▶ Problem
Restate all of the data exactly.

·····

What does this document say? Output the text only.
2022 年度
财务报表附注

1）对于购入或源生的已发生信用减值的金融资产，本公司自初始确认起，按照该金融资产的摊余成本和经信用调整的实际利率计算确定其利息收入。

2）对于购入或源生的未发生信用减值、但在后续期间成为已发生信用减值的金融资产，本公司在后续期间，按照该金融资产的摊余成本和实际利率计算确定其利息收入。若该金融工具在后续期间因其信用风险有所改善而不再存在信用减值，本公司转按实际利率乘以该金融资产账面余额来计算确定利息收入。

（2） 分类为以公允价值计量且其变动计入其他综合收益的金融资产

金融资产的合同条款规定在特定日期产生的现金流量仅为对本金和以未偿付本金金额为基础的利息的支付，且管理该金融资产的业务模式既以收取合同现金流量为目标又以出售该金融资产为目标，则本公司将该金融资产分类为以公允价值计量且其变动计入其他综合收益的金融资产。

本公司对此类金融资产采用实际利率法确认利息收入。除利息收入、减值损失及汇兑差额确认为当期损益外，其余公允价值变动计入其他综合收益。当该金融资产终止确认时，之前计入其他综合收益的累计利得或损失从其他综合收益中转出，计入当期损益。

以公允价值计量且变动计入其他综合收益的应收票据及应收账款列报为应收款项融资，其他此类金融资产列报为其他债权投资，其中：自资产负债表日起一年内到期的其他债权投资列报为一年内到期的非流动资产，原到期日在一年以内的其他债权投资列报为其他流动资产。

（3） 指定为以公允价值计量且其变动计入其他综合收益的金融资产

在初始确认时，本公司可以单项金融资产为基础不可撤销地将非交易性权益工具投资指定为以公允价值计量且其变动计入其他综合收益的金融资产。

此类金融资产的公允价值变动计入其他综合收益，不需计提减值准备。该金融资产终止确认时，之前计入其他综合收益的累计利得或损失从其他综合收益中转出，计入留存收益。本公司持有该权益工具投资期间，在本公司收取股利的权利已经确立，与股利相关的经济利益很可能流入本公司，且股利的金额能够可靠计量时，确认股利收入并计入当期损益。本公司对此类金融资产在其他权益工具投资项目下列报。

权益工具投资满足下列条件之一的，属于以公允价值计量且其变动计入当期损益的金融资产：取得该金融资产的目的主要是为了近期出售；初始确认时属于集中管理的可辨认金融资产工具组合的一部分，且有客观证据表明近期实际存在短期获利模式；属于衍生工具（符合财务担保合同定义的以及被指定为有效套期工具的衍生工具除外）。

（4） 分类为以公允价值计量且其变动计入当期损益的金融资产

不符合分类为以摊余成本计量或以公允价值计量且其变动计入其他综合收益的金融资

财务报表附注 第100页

·····

▶ Worked solution
What does this document say? Output the text only.
2022 年度
财务报表附注

1）对于购入或源生的已发生信用减值的金融资产，本公司自初始确认起，按照该金融资产的摊余成本和经信用调整的实际利率计算确定其利息收入。

2）对于购入或源生的未发生信用减值、但在后续期间成为已发生信用减值的金融资产，本公司在后续期间，按照该金融资产的摊余成本和实际利率计算确定其利息收入。若该金融工具在后续期间因其信用风险有所改善而不再存在信用减值，本公司转按实际利率乘以该金融资产账面余额来计算确定利息收入。

（2） 分类为以公允价值计量且其变动计入其他综合收益的金融资产

金融资产的合同条款规定在特定日期产生的现金流量仅为对本金和以未偿付本金金额为基础的利息的支付，且管理该金融资产的业务模式既以收取合同现金流量为目标又以出售该金融资产为目标，则本公司将该金融资产分类为以公允价值计量且其变动计入其他综合收益的金融资产。

本公司对此类金融资产采用实际利率法确认利息收入。除利息收入、减值损失及汇兑差额确认为当期损益外，其余公允价值变动计入其他综合收益。当该金融资产终止确认时，之前计入其他综合收益的累计利得或损失从其他综合收益中转出，计入当期损益。

以公允价值计量且变动计入其他综合收益的应收票据及应收账款列报为应收款项融资，其他此类金融资产列报为其他债权投资，其中：自资产负债表日起一年内到期的其他债权投资列报为一年内到期的非流动资产，原到期日在一年以内的其他债权投资列报为其他流动资产。

（3） 指定为以公允价值计量且其变动计入其他综合收益的金融资产

在初始确认时，本公司可以单项金融资产为基础不可撤销地将非交易性权益工具投资指定为以公允价值计量且其变动计入其他综合收益的金融资产。

此类金融资产的公允价值变动计入其他综合收益，不需计提减值准备。该金融资产终止确认时，之前计入其他综合收益的累计利得或损失从其他综合收益中转出，计入留存收益。本公司持有该权益工具投资期间，在本公司收取股利的权利已经确立，与股利相关的经济利益很可能流入本公司，且股利的金额能够可靠计量时，确认股利收入并计入当期损益。本公司对此类金融资产在其他权益工具投资项目下列报。

权益工具投资满足下列条件之一的，属于以公允价值计量且其变动计入当期损益的金融资产：取得该金融资产的目的主要是为了近期出售；初始确认时属于集中管理的可辨认金融资产工具组合的一部分，且有客观证据表明近期实际存在短期获利模式；属于衍生工具（符合财务担保合同定义的以及被指定为有效套期工具的衍生工具除外）。

（4） 分类为以公允价值计量且其变动计入当期损益的金融资产

不符合分类为以摊余成本计量或以公允价值计量且其变动计入其他综合收益的金融资

财务报表附注 第100页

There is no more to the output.